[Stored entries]
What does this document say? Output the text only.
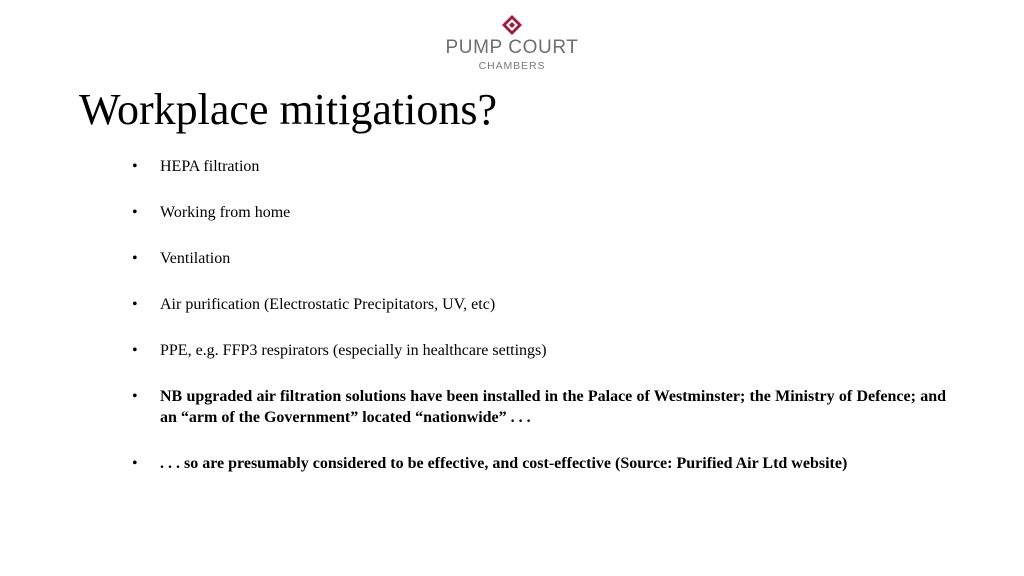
PUMP COURT
CHAMBERS
Workplace mitigations?
• HEPA filtration
• Working from home
• Ventilation
• Air purification (Electrostatic Precipitators, UV, etc)
• PPE, e.g. FFP3 respirators (especially in healthcare settings)
• NB upgraded air filtration solutions have been installed in the Palace of Westminster; the Ministry of Defence; and an “arm of the Government” located “nationwide” . . .
• . . . so are presumably considered to be effective, and cost-effective (Source: Purified Air Ltd website)
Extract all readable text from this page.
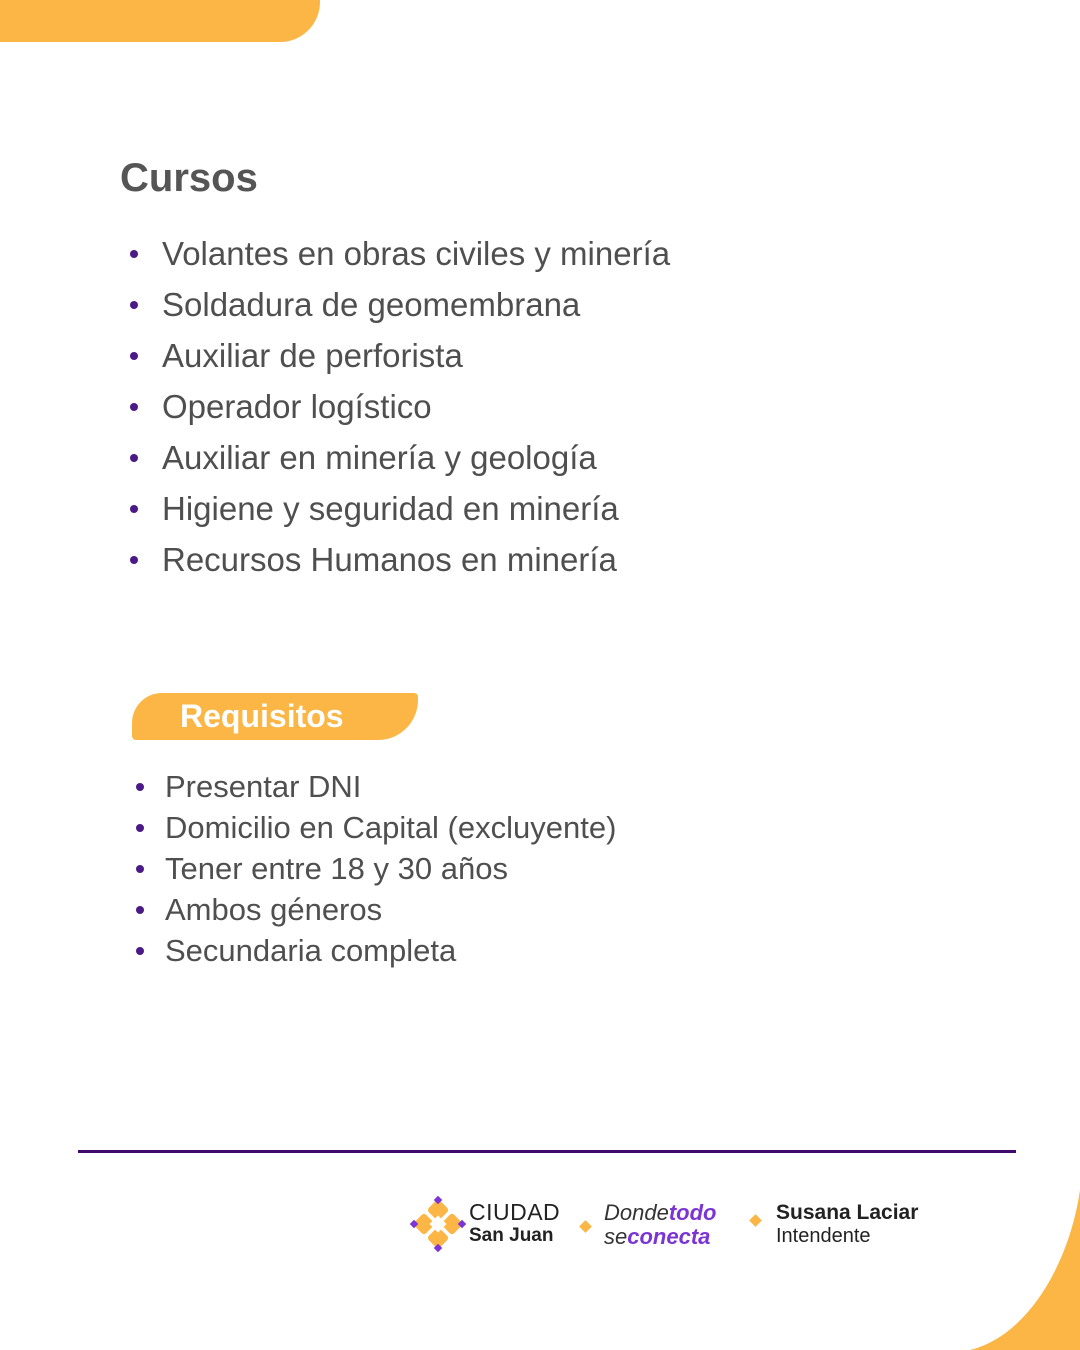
Cursos
Volantes en obras civiles y minería
Soldadura de geomembrana
Auxiliar de perforista
Operador logístico
Auxiliar en minería y geología
Higiene y seguridad en minería
Recursos Humanos en minería
Requisitos
Presentar DNI
Domicilio en Capital (excluyente)
Tener entre 18 y 30 años
Ambos géneros
Secundaria completa
CIUDAD
San Juan
Dondetodo
seconecta
Susana Laciar
Intendente
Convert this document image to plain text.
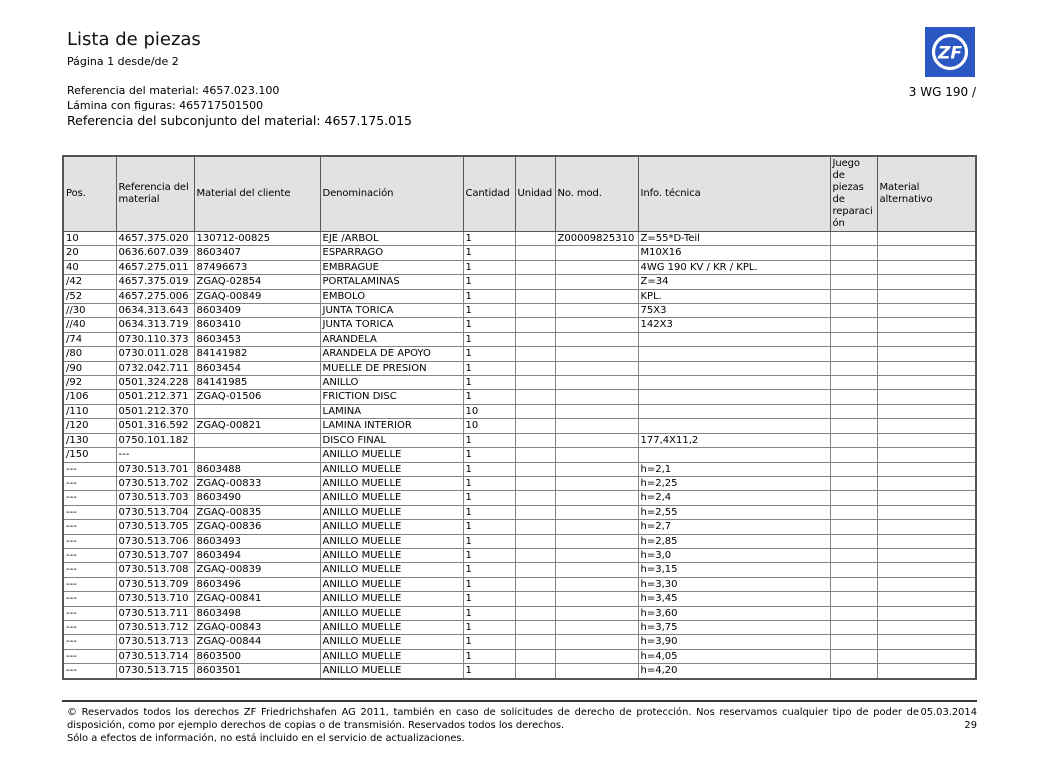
Lista de piezas
Página 1 desde/de 2
Referencia del material: 4657.023.100
Lámina con figuras: 465717501500
Referencia del subconjunto del material: 4657.175.015
ZF
3 WG 190 /
Pos.	Referencia del material	Material del cliente	Denominación	Cantidad	Unidad	No. mod.	Info. técnica	Juego de piezas de reparación	Material alternativo
10	4657.375.020	130712-00825	EJE /ARBOL	1		Z00009825310	Z=55*D-Teil		
20	0636.607.039	8603407	ESPARRAGO	1			M10X16		
40	4657.275.011	87496673	EMBRAGUE	1			4WG 190 KV / KR / KPL.		
/42	4657.375.019	ZGAQ-02854	PORTALAMINAS	1			Z=34		
/52	4657.275.006	ZGAQ-00849	EMBOLO	1			KPL.		
//30	0634.313.643	8603409	JUNTA TORICA	1			75X3		
//40	0634.313.719	8603410	JUNTA TORICA	1			142X3		
/74	0730.110.373	8603453	ARANDELA	1					
/80	0730.011.028	84141982	ARANDELA DE APOYO	1					
/90	0732.042.711	8603454	MUELLE DE PRESION	1					
/92	0501.324.228	84141985	ANILLO	1					
/106	0501.212.371	ZGAQ-01506	FRICTION DISC	1					
/110	0501.212.370		LAMINA	10					
/120	0501.316.592	ZGAQ-00821	LAMINA INTERIOR	10					
/130	0750.101.182		DISCO FINAL	1			177,4X11,2		
/150	---		ANILLO MUELLE	1					
---	0730.513.701	8603488	ANILLO MUELLE	1			h=2,1		
---	0730.513.702	ZGAQ-00833	ANILLO MUELLE	1			h=2,25		
---	0730.513.703	8603490	ANILLO MUELLE	1			h=2,4		
---	0730.513.704	ZGAQ-00835	ANILLO MUELLE	1			h=2,55		
---	0730.513.705	ZGAQ-00836	ANILLO MUELLE	1			h=2,7		
---	0730.513.706	8603493	ANILLO MUELLE	1			h=2,85		
---	0730.513.707	8603494	ANILLO MUELLE	1			h=3,0		
---	0730.513.708	ZGAQ-00839	ANILLO MUELLE	1			h=3,15		
---	0730.513.709	8603496	ANILLO MUELLE	1			h=3,30		
---	0730.513.710	ZGAQ-00841	ANILLO MUELLE	1			h=3,45		
---	0730.513.711	8603498	ANILLO MUELLE	1			h=3,60		
---	0730.513.712	ZGAQ-00843	ANILLO MUELLE	1			h=3,75		
---	0730.513.713	ZGAQ-00844	ANILLO MUELLE	1			h=3,90		
---	0730.513.714	8603500	ANILLO MUELLE	1			h=4,05		
---	0730.513.715	8603501	ANILLO MUELLE	1			h=4,20		
© Reservados todos los derechos ZF Friedrichshafen AG 2011, también en caso de solicitudes de derecho de protección. Nos reservamos cualquier tipo de poder de disposición, como por ejemplo derechos de copias o de transmisión. Reservados todos los derechos.
Sólo a efectos de información, no está incluido en el servicio de actualizaciones.
05.03.2014
29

**WORK INSTRUCTIONS**
Your task is to collect every line above that contains the word "document".

**RESULT**
What does this document say? Output the text only.
Convert this document image to plain text.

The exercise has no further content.